◆ **What is required**
Output every entry exactly, from the first line to the last.

+ + +

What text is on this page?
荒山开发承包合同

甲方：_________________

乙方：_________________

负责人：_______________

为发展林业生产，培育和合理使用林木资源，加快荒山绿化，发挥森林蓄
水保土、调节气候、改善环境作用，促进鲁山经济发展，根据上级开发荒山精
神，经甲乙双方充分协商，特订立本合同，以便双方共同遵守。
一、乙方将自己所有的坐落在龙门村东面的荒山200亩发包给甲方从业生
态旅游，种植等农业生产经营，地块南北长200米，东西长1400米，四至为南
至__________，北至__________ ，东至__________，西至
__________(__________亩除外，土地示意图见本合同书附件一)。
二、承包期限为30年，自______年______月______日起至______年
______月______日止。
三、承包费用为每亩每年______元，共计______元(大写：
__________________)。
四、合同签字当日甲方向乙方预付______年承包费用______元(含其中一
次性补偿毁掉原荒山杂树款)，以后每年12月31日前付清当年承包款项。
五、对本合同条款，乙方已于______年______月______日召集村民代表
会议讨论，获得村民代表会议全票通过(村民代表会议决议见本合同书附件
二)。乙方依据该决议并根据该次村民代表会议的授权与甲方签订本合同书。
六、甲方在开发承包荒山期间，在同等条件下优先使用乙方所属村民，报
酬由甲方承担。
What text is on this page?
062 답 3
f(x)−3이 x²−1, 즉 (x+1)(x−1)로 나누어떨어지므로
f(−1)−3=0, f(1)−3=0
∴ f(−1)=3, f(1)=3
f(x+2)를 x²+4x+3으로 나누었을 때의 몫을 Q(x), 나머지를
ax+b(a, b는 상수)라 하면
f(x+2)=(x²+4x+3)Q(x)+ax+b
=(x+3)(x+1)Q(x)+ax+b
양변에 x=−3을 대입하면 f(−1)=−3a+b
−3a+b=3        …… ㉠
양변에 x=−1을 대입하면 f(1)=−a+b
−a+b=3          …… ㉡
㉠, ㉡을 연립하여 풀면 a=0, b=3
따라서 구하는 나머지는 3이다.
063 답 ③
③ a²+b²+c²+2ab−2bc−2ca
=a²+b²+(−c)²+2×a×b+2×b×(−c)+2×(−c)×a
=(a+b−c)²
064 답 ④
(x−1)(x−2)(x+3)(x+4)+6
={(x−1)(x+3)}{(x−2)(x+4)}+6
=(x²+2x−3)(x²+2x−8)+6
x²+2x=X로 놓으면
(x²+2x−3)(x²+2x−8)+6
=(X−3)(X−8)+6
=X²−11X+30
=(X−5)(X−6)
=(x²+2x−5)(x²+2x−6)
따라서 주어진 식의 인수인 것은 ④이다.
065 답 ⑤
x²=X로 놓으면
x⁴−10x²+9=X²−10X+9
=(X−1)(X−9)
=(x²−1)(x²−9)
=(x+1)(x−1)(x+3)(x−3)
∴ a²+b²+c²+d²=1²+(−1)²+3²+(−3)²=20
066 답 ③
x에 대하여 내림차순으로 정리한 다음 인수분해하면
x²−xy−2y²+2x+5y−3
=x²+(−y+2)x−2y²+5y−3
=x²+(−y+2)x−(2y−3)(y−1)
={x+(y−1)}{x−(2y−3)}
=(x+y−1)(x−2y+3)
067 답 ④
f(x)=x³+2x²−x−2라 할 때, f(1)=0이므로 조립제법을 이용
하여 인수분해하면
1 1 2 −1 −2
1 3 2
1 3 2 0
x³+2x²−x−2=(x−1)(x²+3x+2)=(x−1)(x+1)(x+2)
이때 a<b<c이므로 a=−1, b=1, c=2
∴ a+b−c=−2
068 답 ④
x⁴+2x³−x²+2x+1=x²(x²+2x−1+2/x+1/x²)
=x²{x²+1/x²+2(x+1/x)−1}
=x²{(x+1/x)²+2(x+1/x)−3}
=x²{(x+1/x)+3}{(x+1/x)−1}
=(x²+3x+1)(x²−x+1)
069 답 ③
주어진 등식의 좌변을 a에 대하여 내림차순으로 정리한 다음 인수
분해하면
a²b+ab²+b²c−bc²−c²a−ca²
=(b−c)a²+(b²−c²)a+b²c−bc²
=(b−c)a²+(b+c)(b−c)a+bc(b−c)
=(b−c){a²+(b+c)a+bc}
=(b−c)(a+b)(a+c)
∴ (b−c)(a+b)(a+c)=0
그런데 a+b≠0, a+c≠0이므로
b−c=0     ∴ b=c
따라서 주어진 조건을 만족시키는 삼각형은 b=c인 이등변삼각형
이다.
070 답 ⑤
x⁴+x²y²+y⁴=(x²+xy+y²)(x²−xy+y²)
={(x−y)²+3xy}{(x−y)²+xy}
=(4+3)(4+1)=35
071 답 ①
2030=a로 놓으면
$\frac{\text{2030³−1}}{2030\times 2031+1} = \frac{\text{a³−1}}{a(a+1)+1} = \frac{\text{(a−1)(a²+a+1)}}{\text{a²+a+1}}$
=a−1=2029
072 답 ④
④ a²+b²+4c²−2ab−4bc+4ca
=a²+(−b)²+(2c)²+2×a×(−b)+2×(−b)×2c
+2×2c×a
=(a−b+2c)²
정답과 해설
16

+ + +

◆ **Response**
What text is on this page?
荒山开发承包合同

甲方：_________________

乙方：_________________

负责人：_______________

为发展林业生产，培育和合理使用林木资源，加快荒山绿化，发挥森林蓄
水保土、调节气候、改善环境作用，促进鲁山经济发展，根据上级开发荒山精
神，经甲乙双方充分协商，特订立本合同，以便双方共同遵守。
一、乙方将自己所有的坐落在龙门村东面的荒山200亩发包给甲方从业生
态旅游，种植等农业生产经营，地块南北长200米，东西长1400米，四至为南
至__________，北至__________ ，东至__________，西至
__________(__________亩除外，土地示意图见本合同书附件一)。
二、承包期限为30年，自______年______月______日起至______年
______月______日止。
三、承包费用为每亩每年______元，共计______元(大写：
__________________)。
四、合同签字当日甲方向乙方预付______年承包费用______元(含其中一
次性补偿毁掉原荒山杂树款)，以后每年12月31日前付清当年承包款项。
五、对本合同条款，乙方已于______年______月______日召集村民代表
会议讨论，获得村民代表会议全票通过(村民代表会议决议见本合同书附件
二)。乙方依据该决议并根据该次村民代表会议的授权与甲方签订本合同书。
六、甲方在开发承包荒山期间，在同等条件下优先使用乙方所属村民，报
酬由甲方承担。
What text is on this page?
062 답 3
f(x)−3이 x²−1, 즉 (x+1)(x−1)로 나누어떨어지므로
f(−1)−3=0, f(1)−3=0
∴ f(−1)=3, f(1)=3
f(x+2)를 x²+4x+3으로 나누었을 때의 몫을 Q(x), 나머지를
ax+b(a, b는 상수)라 하면
f(x+2)=(x²+4x+3)Q(x)+ax+b
=(x+3)(x+1)Q(x)+ax+b
양변에 x=−3을 대입하면 f(−1)=−3a+b
−3a+b=3        …… ㉠
양변에 x=−1을 대입하면 f(1)=−a+b
−a+b=3          …… ㉡
㉠, ㉡을 연립하여 풀면 a=0, b=3
따라서 구하는 나머지는 3이다.
063 답 ③
③ a²+b²+c²+2ab−2bc−2ca
=a²+b²+(−c)²+2×a×b+2×b×(−c)+2×(−c)×a
=(a+b−c)²
064 답 ④
(x−1)(x−2)(x+3)(x+4)+6
={(x−1)(x+3)}{(x−2)(x+4)}+6
=(x²+2x−3)(x²+2x−8)+6
x²+2x=X로 놓으면
(x²+2x−3)(x²+2x−8)+6
=(X−3)(X−8)+6
=X²−11X+30
=(X−5)(X−6)
=(x²+2x−5)(x²+2x−6)
따라서 주어진 식의 인수인 것은 ④이다.
065 답 ⑤
x²=X로 놓으면
x⁴−10x²+9=X²−10X+9
=(X−1)(X−9)
=(x²−1)(x²−9)
=(x+1)(x−1)(x+3)(x−3)
∴ a²+b²+c²+d²=1²+(−1)²+3²+(−3)²=20
066 답 ③
x에 대하여 내림차순으로 정리한 다음 인수분해하면
x²−xy−2y²+2x+5y−3
=x²+(−y+2)x−2y²+5y−3
=x²+(−y+2)x−(2y−3)(y−1)
={x+(y−1)}{x−(2y−3)}
=(x+y−1)(x−2y+3)
067 답 ④
f(x)=x³+2x²−x−2라 할 때, f(1)=0이므로 조립제법을 이용
하여 인수분해하면
1 1 2 −1 −2
1 3 2
1 3 2 0
x³+2x²−x−2=(x−1)(x²+3x+2)=(x−1)(x+1)(x+2)
이때 a<b<c이므로 a=−1, b=1, c=2
∴ a+b−c=−2
068 답 ④
x⁴+2x³−x²+2x+1=x²(x²+2x−1+2/x+1/x²)
=x²{x²+1/x²+2(x+1/x)−1}
=x²{(x+1/x)²+2(x+1/x)−3}
=x²{(x+1/x)+3}{(x+1/x)−1}
=(x²+3x+1)(x²−x+1)
069 답 ③
주어진 등식의 좌변을 a에 대하여 내림차순으로 정리한 다음 인수
분해하면
a²b+ab²+b²c−bc²−c²a−ca²
=(b−c)a²+(b²−c²)a+b²c−bc²
=(b−c)a²+(b+c)(b−c)a+bc(b−c)
=(b−c){a²+(b+c)a+bc}
=(b−c)(a+b)(a+c)
∴ (b−c)(a+b)(a+c)=0
그런데 a+b≠0, a+c≠0이므로
b−c=0     ∴ b=c
따라서 주어진 조건을 만족시키는 삼각형은 b=c인 이등변삼각형
이다.
070 답 ⑤
x⁴+x²y²+y⁴=(x²+xy+y²)(x²−xy+y²)
={(x−y)²+3xy}{(x−y)²+xy}
=(4+3)(4+1)=35
071 답 ①
2030=a로 놓으면
$\frac{\text{2030³−1}}{2030\times 2031+1} = \frac{\text{a³−1}}{a(a+1)+1} = \frac{\text{(a−1)(a²+a+1)}}{\text{a²+a+1}}$
=a−1=2029
072 답 ④
④ a²+b²+4c²−2ab−4bc+4ca
=a²+(−b)²+(2c)²+2×a×(−b)+2×(−b)×2c
+2×2c×a
=(a−b+2c)²
정답과 해설
16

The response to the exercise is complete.